PROBLEM REQUIREMENTS
Return all lines that include the string "Wind".

PROVIDED INFORMATION

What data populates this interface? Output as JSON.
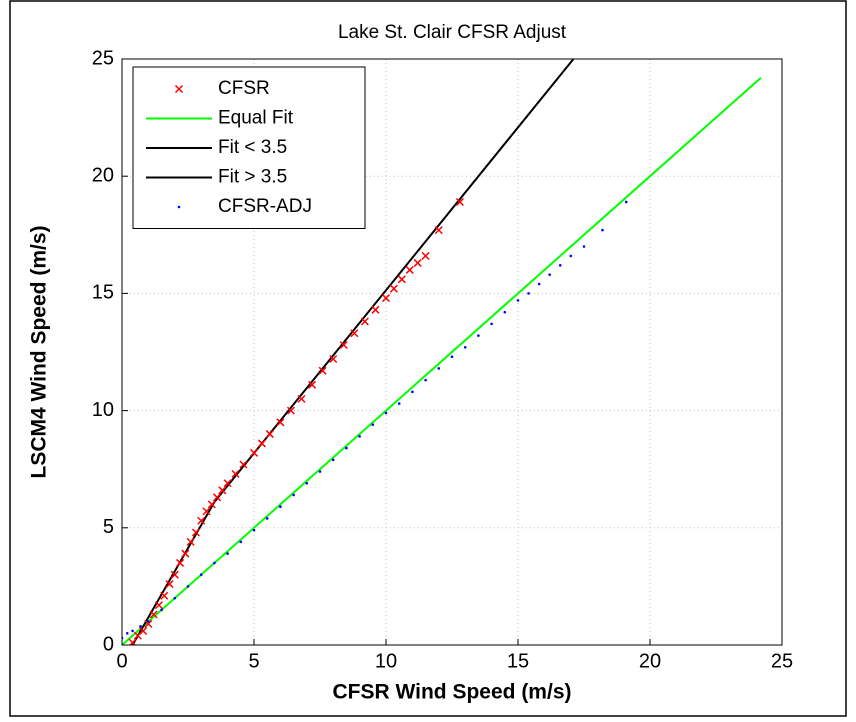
{
  "chart_data": {
    "type": "scatter",
    "title": "Lake St. Clair CFSR Adjust",
    "x_label": "CFSR Wind Speed (m/s)",
    "y_label": "LSCM4 Wind Speed (m/s)",
    "xlim": [
      0,
      25
    ],
    "ylim": [
      0,
      25
    ],
    "xticks": [
      0,
      5,
      10,
      15,
      20,
      25
    ],
    "yticks": [
      0,
      5,
      10,
      15,
      20,
      25
    ],
    "grid": true,
    "legend": "upper-left",
    "series": [
      {
        "name": "CFSR",
        "color": "#ff0000",
        "mode": "x-markers",
        "x": [
          0.4,
          0.6,
          0.8,
          1.0,
          1.2,
          1.4,
          1.6,
          1.8,
          2.0,
          2.2,
          2.4,
          2.6,
          2.8,
          3.0,
          3.2,
          3.4,
          3.6,
          3.8,
          4.0,
          4.3,
          4.6,
          5.0,
          5.3,
          5.6,
          6.0,
          6.4,
          6.8,
          7.2,
          7.6,
          8.0,
          8.4,
          8.8,
          9.2,
          9.6,
          10.0,
          10.3,
          10.6,
          10.9,
          11.2,
          11.5,
          12.0,
          12.8
        ],
        "values": [
          0.1,
          0.4,
          0.6,
          0.9,
          1.3,
          1.7,
          2.1,
          2.6,
          3.0,
          3.5,
          3.9,
          4.4,
          4.8,
          5.3,
          5.7,
          6.0,
          6.3,
          6.6,
          6.9,
          7.3,
          7.7,
          8.2,
          8.6,
          9.0,
          9.5,
          10.0,
          10.5,
          11.1,
          11.7,
          12.2,
          12.8,
          13.3,
          13.8,
          14.3,
          14.8,
          15.2,
          15.6,
          16.0,
          16.3,
          16.6,
          17.7,
          18.9
        ]
      },
      {
        "name": "Equal Fit",
        "color": "#00ff00",
        "mode": "line",
        "x": [
          0,
          24.2
        ],
        "values": [
          0,
          24.2
        ]
      },
      {
        "name": "Fit < 3.5",
        "color": "#000000",
        "mode": "line",
        "x": [
          0.4,
          3.5
        ],
        "values": [
          0,
          6.1
        ]
      },
      {
        "name": "Fit > 3.5",
        "color": "#000000",
        "mode": "line",
        "x": [
          3.5,
          17.1
        ],
        "values": [
          6.1,
          25
        ]
      },
      {
        "name": "CFSR-ADJ",
        "color": "#0000ff",
        "mode": "dots",
        "x": [
          0.0,
          0.2,
          0.4,
          0.7,
          1.0,
          1.5,
          2.0,
          2.5,
          3.0,
          3.5,
          4.0,
          4.5,
          5.0,
          5.5,
          6.0,
          6.5,
          7.0,
          7.5,
          8.0,
          8.5,
          9.0,
          9.5,
          10.0,
          10.5,
          11.0,
          11.5,
          12.0,
          12.5,
          13.0,
          13.5,
          14.0,
          14.5,
          15.0,
          15.4,
          15.8,
          16.2,
          16.6,
          17.0,
          17.5,
          18.2,
          19.1
        ],
        "values": [
          0.3,
          0.5,
          0.6,
          0.8,
          1.0,
          1.5,
          2.0,
          2.5,
          3.0,
          3.5,
          3.9,
          4.4,
          4.9,
          5.4,
          5.9,
          6.4,
          6.9,
          7.4,
          7.9,
          8.4,
          8.9,
          9.4,
          9.9,
          10.3,
          10.8,
          11.3,
          11.8,
          12.3,
          12.7,
          13.2,
          13.7,
          14.2,
          14.7,
          15.0,
          15.4,
          15.8,
          16.2,
          16.6,
          17.0,
          17.7,
          18.9
        ]
      }
    ]
  }
}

RIGHT ANSWER
    "x_label": "CFSR Wind Speed (m/s)",
    "y_label": "LSCM4 Wind Speed (m/s)",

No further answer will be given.